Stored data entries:

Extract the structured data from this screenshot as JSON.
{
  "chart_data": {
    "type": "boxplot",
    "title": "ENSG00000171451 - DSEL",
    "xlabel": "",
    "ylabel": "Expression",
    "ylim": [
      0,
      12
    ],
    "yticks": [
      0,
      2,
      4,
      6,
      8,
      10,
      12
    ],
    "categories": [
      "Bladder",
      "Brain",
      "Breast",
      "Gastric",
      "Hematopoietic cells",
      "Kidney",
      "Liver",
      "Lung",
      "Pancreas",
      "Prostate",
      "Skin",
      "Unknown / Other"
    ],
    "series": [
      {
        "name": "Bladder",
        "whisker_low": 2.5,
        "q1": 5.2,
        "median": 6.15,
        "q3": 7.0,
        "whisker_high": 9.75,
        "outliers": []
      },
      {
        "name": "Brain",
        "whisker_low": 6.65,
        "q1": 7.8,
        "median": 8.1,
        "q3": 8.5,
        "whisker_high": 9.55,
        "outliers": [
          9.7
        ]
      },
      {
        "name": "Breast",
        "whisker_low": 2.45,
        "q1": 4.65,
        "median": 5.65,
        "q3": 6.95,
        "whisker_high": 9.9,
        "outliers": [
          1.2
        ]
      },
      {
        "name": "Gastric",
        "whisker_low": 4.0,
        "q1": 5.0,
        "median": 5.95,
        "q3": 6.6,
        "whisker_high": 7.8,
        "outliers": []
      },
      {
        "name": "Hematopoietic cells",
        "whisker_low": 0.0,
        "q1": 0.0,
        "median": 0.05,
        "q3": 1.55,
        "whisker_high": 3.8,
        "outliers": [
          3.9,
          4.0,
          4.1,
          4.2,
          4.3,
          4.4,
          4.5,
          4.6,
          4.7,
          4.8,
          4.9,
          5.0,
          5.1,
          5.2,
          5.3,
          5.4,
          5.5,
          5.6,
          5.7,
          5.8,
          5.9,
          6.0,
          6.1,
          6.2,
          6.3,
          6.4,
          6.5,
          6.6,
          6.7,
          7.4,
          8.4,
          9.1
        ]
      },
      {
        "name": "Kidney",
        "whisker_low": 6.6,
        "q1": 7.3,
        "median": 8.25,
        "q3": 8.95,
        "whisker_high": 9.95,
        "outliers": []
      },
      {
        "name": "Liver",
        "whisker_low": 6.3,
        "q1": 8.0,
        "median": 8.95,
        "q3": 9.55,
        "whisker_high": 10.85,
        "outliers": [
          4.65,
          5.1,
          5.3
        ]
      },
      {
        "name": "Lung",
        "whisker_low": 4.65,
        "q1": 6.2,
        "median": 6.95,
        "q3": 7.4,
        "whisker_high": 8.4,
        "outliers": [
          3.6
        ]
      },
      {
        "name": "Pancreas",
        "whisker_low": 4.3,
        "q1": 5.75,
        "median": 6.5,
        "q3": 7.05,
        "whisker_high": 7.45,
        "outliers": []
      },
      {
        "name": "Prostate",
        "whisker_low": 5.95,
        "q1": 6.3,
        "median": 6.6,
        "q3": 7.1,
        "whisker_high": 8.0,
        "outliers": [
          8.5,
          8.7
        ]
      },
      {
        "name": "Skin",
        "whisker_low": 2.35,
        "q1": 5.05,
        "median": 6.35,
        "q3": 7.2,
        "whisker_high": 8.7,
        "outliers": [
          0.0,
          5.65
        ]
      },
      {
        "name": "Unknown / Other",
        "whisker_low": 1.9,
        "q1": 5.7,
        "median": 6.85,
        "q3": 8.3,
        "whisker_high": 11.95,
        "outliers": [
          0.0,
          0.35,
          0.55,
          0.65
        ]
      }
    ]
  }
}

__EXERCISE INSTRUCTIONS__
Write out each entry once more, exactly as it was given.

__RESULT OF THIS EXERCISE__
Extract the structured data from this screenshot as JSON.
{
  "chart_data": {
    "type": "boxplot",
    "title": "ENSG00000171451 - DSEL",
    "xlabel": "",
    "ylabel": "Expression",
    "ylim": [
      0,
      12
    ],
    "yticks": [
      0,
      2,
      4,
      6,
      8,
      10,
      12
    ],
    "categories": [
      "Bladder",
      "Brain",
      "Breast",
      "Gastric",
      "Hematopoietic cells",
      "Kidney",
      "Liver",
      "Lung",
      "Pancreas",
      "Prostate",
      "Skin",
      "Unknown / Other"
    ],
    "series": [
      {
        "name": "Bladder",
        "whisker_low": 2.5,
        "q1": 5.2,
        "median": 6.15,
        "q3": 7.0,
        "whisker_high": 9.75,
        "outliers": []
      },
      {
        "name": "Brain",
        "whisker_low": 6.65,
        "q1": 7.8,
        "median": 8.1,
        "q3": 8.5,
        "whisker_high": 9.55,
        "outliers": [
          9.7
        ]
      },
      {
        "name": "Breast",
        "whisker_low": 2.45,
        "q1": 4.65,
        "median": 5.65,
        "q3": 6.95,
        "whisker_high": 9.9,
        "outliers": [
          1.2
        ]
      },
      {
        "name": "Gastric",
        "whisker_low": 4.0,
        "q1": 5.0,
        "median": 5.95,
        "q3": 6.6,
        "whisker_high": 7.8,
        "outliers": []
      },
      {
        "name": "Hematopoietic cells",
        "whisker_low": 0.0,
        "q1": 0.0,
        "median": 0.05,
        "q3": 1.55,
        "whisker_high": 3.8,
        "outliers": [
          3.9,
          4.0,
          4.1,
          4.2,
          4.3,
          4.4,
          4.5,
          4.6,
          4.7,
          4.8,
          4.9,
          5.0,
          5.1,
          5.2,
          5.3,
          5.4,
          5.5,
          5.6,
          5.7,
          5.8,
          5.9,
          6.0,
          6.1,
          6.2,
          6.3,
          6.4,
          6.5,
          6.6,
          6.7,
          7.4,
          8.4,
          9.1
        ]
      },
      {
        "name": "Kidney",
        "whisker_low": 6.6,
        "q1": 7.3,
        "median": 8.25,
        "q3": 8.95,
        "whisker_high": 9.95,
        "outliers": []
      },
      {
        "name": "Liver",
        "whisker_low": 6.3,
        "q1": 8.0,
        "median": 8.95,
        "q3": 9.55,
        "whisker_high": 10.85,
        "outliers": [
          4.65,
          5.1,
          5.3
        ]
      },
      {
        "name": "Lung",
        "whisker_low": 4.65,
        "q1": 6.2,
        "median": 6.95,
        "q3": 7.4,
        "whisker_high": 8.4,
        "outliers": [
          3.6
        ]
      },
      {
        "name": "Pancreas",
        "whisker_low": 4.3,
        "q1": 5.75,
        "median": 6.5,
        "q3": 7.05,
        "whisker_high": 7.45,
        "outliers": []
      },
      {
        "name": "Prostate",
        "whisker_low": 5.95,
        "q1": 6.3,
        "median": 6.6,
        "q3": 7.1,
        "whisker_high": 8.0,
        "outliers": [
          8.5,
          8.7
        ]
      },
      {
        "name": "Skin",
        "whisker_low": 2.35,
        "q1": 5.05,
        "median": 6.35,
        "q3": 7.2,
        "whisker_high": 8.7,
        "outliers": [
          0.0,
          5.65
        ]
      },
      {
        "name": "Unknown / Other",
        "whisker_low": 1.9,
        "q1": 5.7,
        "median": 6.85,
        "q3": 8.3,
        "whisker_high": 11.95,
        "outliers": [
          0.0,
          0.35,
          0.55,
          0.65
        ]
      }
    ]
  }
}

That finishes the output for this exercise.